## YOUR TASK
Look through the records and copy every line in which "Zentrale" appears.

## SUPPLIED DATA
▬▬▬

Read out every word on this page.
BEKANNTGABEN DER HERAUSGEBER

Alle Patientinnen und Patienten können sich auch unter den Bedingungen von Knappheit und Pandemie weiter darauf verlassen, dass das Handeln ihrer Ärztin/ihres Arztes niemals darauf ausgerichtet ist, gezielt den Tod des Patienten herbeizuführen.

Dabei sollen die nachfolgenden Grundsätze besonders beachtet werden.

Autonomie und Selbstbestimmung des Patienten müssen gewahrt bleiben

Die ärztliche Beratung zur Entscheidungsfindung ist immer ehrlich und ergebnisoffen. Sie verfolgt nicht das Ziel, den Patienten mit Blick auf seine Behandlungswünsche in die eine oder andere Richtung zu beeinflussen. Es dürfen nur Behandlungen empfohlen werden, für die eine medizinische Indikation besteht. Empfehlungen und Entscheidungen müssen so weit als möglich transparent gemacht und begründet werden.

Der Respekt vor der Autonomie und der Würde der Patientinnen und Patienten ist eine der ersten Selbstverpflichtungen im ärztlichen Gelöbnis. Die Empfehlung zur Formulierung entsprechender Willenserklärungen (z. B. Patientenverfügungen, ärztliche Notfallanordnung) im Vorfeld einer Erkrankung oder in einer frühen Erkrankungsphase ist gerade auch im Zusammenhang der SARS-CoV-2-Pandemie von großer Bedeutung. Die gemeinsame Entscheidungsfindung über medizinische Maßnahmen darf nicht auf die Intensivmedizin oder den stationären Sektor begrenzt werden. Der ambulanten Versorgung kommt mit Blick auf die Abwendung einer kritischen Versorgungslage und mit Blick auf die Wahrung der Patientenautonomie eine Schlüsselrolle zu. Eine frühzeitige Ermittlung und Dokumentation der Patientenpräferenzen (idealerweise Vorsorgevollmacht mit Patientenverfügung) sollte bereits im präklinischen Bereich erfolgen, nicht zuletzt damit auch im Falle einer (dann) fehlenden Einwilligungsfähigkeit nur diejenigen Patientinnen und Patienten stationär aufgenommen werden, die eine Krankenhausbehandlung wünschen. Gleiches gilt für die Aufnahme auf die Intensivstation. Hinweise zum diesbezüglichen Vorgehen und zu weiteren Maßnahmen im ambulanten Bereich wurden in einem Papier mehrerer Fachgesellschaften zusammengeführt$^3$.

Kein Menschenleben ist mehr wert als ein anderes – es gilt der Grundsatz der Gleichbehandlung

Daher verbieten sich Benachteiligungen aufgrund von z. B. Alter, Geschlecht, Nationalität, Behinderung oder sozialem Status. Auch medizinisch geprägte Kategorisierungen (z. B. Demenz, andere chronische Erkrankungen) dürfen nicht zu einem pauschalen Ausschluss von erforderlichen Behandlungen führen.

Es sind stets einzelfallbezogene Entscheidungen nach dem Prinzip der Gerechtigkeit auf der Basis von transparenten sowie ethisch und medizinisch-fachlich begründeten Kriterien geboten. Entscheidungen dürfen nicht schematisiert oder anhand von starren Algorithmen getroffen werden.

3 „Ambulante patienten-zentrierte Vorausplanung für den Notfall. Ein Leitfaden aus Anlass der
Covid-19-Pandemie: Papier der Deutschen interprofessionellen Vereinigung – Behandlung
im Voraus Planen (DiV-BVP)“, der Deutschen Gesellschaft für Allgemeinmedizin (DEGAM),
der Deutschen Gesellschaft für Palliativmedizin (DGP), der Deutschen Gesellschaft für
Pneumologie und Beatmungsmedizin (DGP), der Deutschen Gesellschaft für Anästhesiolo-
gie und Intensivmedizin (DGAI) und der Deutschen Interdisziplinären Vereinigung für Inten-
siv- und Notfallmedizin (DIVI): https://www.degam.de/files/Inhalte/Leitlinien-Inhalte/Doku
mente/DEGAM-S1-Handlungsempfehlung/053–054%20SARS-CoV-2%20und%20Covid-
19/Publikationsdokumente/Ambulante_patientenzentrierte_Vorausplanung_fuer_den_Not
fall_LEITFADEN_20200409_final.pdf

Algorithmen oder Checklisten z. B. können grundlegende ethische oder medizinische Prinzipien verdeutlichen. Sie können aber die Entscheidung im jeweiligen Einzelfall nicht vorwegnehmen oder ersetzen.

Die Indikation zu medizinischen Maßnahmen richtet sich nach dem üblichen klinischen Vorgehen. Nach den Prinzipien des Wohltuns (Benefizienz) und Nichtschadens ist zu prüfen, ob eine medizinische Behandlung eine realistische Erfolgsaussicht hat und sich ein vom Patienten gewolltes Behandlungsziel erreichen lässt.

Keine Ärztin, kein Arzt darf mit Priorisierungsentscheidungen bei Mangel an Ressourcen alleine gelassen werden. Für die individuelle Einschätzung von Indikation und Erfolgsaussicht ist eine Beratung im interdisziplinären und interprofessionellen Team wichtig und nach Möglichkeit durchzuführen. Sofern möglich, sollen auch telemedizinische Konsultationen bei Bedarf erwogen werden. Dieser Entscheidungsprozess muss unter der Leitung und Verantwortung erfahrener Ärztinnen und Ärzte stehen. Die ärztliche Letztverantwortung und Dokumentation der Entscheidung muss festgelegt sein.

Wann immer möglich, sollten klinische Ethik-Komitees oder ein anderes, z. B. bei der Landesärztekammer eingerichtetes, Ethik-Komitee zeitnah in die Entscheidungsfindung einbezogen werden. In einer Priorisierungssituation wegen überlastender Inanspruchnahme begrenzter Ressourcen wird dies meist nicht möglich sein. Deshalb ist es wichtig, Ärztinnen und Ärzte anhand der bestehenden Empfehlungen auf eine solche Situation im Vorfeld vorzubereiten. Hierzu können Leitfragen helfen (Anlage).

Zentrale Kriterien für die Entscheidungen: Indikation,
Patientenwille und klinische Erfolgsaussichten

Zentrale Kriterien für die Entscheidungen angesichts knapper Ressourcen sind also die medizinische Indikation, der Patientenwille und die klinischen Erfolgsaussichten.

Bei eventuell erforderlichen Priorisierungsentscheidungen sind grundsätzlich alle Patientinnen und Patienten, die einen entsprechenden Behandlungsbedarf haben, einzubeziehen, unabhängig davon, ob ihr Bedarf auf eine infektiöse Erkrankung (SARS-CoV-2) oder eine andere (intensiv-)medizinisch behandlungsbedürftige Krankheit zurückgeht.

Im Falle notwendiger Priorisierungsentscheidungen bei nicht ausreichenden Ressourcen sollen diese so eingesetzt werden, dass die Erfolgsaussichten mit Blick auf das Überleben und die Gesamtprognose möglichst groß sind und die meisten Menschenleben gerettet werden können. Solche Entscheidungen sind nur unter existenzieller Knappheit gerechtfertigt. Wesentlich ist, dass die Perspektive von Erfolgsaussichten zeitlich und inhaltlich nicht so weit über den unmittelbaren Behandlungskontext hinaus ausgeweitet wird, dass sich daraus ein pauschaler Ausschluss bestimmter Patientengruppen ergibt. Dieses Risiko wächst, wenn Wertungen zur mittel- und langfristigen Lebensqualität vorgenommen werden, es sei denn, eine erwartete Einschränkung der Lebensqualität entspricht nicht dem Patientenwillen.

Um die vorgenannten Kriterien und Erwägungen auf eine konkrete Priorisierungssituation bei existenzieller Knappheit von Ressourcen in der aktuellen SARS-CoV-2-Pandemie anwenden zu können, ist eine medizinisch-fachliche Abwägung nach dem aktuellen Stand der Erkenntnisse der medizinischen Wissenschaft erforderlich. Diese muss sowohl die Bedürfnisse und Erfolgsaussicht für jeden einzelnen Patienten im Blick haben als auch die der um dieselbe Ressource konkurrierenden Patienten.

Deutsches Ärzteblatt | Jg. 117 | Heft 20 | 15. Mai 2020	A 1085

▬▬▬

## RESULT BELOW
Zentrale Kriterien für die Entscheidungen: Indikation,
Zentrale Kriterien für die Entscheidungen angesichts knapper Ressourcen sind also die medizinische Indikation, der Patientenwille und die klinischen Erfolgsaussichten.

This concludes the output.